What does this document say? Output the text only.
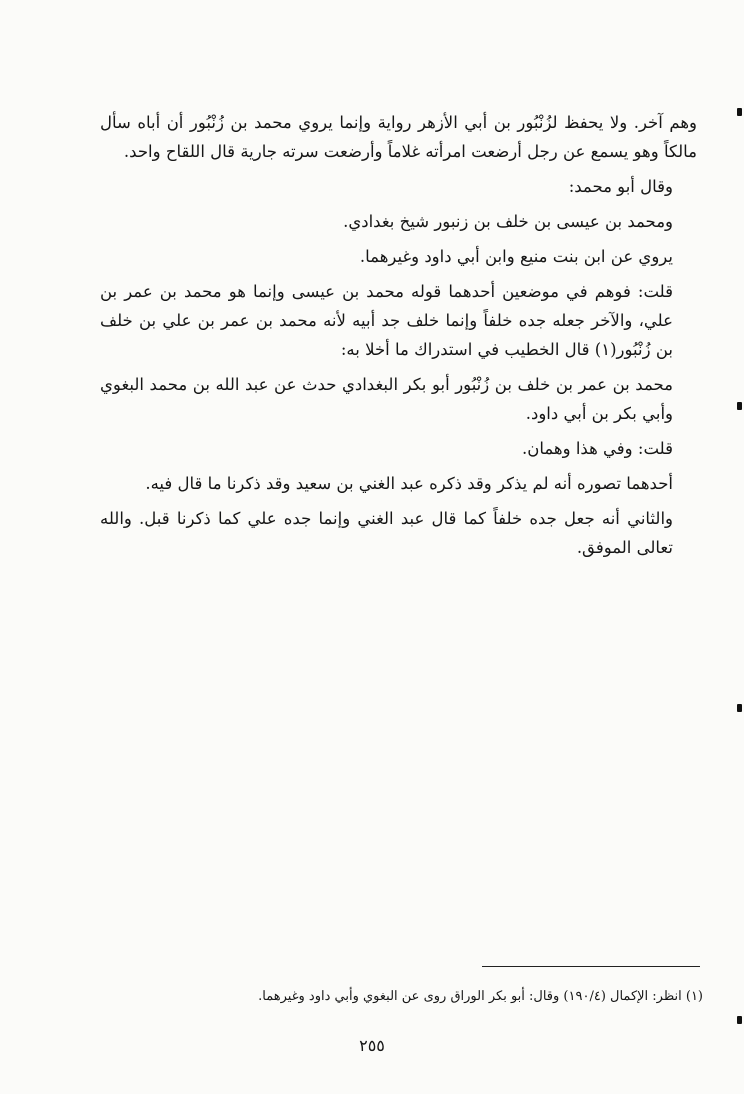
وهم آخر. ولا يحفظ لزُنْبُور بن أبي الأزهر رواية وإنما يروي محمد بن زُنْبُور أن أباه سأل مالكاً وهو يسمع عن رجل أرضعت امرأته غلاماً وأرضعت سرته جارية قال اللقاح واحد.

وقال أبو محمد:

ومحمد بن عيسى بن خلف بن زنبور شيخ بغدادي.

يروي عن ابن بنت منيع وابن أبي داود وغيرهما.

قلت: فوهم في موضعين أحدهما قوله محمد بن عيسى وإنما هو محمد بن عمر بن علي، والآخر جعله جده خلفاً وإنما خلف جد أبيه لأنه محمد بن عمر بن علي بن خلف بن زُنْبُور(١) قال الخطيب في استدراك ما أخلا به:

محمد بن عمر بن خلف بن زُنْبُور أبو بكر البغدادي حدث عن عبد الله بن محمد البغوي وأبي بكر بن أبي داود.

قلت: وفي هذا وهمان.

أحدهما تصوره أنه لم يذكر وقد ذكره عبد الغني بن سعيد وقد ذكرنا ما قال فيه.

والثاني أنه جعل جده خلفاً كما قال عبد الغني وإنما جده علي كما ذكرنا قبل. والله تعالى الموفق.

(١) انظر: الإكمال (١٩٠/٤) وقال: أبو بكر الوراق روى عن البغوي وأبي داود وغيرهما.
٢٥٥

--

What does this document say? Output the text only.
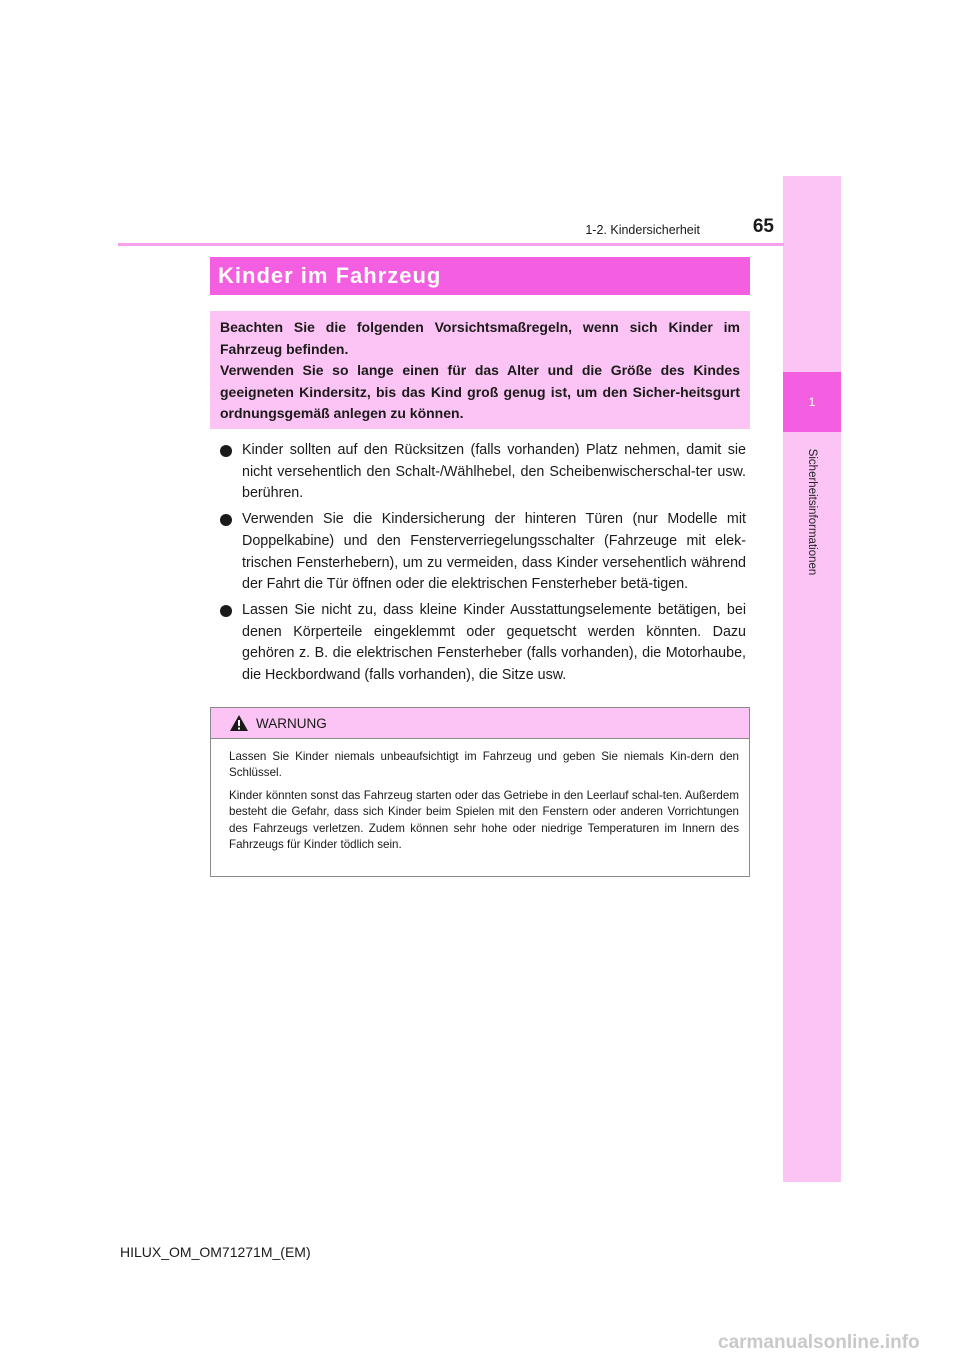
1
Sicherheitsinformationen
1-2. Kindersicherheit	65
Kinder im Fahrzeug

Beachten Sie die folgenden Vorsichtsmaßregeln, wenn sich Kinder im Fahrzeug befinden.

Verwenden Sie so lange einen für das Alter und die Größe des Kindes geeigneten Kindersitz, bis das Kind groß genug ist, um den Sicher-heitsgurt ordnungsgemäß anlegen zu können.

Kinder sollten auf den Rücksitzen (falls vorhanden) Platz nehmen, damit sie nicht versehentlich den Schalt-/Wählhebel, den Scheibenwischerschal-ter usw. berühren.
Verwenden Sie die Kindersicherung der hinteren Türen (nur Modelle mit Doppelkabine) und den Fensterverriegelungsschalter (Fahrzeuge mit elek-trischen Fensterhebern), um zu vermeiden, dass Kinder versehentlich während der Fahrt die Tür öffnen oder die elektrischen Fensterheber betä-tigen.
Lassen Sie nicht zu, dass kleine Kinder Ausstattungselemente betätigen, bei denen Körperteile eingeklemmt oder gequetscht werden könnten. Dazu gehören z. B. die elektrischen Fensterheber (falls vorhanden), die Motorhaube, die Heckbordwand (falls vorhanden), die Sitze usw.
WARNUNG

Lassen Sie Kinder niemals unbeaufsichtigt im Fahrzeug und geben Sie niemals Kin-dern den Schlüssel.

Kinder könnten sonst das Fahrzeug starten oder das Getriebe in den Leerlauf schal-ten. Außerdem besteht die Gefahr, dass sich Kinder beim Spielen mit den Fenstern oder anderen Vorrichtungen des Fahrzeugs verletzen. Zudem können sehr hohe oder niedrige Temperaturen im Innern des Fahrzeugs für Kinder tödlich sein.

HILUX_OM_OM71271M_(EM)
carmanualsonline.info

PROBLEM DETAILS » List every line above that contains the word "وقال".

EXERCISE RESPONSE »
وقال أبو محمد:
(١) انظر: الإكمال (١٩٠/٤) وقال: أبو بكر الوراق روى عن البغوي وأبي داود وغيرهما.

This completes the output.